◆ **Dataset items**:

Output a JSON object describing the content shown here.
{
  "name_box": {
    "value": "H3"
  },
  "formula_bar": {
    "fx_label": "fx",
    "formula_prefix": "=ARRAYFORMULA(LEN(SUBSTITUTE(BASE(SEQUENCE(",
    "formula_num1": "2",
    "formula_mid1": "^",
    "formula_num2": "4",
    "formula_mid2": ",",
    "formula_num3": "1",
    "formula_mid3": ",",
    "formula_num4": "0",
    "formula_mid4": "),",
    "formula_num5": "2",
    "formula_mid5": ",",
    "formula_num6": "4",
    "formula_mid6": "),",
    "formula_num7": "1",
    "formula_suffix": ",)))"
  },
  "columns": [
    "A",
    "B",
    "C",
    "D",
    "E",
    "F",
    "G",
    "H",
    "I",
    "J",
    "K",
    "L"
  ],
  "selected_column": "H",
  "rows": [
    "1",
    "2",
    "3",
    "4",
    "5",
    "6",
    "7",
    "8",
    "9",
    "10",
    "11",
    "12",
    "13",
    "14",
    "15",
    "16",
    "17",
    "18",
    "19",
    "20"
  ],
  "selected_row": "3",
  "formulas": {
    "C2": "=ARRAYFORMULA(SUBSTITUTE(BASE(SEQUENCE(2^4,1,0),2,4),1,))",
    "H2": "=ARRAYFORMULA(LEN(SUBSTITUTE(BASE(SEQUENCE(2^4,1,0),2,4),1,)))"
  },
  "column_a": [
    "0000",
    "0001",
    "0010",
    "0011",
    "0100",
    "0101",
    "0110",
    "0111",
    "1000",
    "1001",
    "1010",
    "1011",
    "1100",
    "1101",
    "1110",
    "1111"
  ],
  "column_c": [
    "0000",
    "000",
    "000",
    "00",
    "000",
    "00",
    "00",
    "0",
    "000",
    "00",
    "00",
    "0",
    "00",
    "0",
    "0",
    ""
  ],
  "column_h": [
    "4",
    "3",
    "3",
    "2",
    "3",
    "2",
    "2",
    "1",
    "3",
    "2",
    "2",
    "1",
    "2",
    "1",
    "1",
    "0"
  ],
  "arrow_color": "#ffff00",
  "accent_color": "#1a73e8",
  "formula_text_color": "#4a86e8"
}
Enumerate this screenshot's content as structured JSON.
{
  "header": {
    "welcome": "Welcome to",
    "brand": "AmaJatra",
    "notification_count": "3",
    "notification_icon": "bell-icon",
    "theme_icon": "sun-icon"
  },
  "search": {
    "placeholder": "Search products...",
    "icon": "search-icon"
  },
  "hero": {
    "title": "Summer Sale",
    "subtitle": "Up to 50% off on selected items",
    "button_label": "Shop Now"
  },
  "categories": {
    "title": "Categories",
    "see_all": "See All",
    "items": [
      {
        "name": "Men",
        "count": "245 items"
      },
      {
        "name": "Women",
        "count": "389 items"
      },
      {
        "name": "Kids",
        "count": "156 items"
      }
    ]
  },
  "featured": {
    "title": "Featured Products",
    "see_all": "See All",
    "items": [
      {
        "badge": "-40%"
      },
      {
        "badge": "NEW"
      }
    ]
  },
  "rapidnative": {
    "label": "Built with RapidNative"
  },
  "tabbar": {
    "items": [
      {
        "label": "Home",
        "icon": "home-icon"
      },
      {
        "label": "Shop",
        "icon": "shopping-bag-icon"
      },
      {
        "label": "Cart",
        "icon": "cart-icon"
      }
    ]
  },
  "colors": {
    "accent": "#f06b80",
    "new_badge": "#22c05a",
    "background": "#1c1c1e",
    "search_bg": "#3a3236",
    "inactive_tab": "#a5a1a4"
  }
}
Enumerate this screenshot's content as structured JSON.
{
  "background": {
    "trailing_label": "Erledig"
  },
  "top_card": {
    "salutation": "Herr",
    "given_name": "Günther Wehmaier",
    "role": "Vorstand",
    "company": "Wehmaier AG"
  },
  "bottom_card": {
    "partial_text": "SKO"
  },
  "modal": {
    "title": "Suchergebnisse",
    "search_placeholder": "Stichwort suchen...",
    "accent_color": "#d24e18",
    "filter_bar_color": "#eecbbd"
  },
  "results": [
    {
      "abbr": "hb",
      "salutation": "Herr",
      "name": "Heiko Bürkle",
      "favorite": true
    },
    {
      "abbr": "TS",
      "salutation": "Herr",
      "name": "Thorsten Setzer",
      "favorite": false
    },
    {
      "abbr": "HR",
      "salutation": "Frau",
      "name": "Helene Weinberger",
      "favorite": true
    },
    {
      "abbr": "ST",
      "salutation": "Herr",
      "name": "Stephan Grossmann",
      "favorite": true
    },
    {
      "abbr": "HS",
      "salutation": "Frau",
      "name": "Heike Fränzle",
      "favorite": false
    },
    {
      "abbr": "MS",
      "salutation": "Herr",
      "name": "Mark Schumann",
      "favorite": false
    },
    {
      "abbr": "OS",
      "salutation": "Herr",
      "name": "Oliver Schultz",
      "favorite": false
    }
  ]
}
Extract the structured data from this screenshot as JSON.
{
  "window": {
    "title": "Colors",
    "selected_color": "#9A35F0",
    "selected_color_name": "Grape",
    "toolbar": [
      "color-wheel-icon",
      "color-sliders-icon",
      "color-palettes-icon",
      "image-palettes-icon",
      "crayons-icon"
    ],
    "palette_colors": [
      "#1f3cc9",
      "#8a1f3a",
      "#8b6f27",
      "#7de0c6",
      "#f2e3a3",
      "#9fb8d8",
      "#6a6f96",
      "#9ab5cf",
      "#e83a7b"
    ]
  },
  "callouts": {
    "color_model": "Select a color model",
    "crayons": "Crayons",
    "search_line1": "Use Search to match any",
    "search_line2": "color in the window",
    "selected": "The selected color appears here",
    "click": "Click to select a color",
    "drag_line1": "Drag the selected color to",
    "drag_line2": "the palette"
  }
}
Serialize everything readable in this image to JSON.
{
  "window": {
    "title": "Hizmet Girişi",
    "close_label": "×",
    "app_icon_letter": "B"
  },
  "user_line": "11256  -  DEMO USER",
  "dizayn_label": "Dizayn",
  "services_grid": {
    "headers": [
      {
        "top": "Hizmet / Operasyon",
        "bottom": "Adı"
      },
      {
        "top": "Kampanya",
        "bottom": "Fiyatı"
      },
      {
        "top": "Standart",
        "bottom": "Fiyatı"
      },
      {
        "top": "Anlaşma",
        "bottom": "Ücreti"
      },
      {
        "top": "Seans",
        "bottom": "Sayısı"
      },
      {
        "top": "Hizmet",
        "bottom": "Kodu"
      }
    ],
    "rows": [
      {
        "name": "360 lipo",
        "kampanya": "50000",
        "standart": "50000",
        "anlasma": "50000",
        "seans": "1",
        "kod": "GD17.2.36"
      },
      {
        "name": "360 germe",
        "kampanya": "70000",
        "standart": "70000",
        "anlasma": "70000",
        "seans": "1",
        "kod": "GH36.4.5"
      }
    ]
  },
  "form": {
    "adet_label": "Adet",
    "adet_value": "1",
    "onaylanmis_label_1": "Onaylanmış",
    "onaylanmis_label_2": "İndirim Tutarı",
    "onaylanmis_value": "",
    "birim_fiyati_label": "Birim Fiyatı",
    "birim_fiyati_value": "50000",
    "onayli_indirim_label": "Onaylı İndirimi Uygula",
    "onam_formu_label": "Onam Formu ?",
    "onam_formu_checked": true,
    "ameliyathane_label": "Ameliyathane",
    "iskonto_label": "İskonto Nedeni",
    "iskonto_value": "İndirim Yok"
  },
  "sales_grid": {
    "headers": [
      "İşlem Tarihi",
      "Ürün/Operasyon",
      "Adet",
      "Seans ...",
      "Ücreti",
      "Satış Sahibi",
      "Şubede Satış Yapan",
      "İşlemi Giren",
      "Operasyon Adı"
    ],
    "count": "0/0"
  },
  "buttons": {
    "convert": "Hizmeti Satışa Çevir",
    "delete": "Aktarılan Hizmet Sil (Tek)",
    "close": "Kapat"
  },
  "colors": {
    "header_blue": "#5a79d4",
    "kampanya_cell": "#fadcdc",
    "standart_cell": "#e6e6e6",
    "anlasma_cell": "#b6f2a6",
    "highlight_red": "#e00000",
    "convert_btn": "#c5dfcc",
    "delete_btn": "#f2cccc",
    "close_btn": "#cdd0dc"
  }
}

◆ **Your goal**:
Pull out every line of the records above that contains the word "BASE".

◆ **Final result**:
    "formula_prefix": "=ARRAYFORMULA(LEN(SUBSTITUTE(BASE(SEQUENCE(",
    "C2": "=ARRAYFORMULA(SUBSTITUTE(BASE(SEQUENCE(2^4,1,0),2,4),1,))",
    "H2": "=ARRAYFORMULA(LEN(SUBSTITUTE(BASE(SEQUENCE(2^4,1,0),2,4),1,)))"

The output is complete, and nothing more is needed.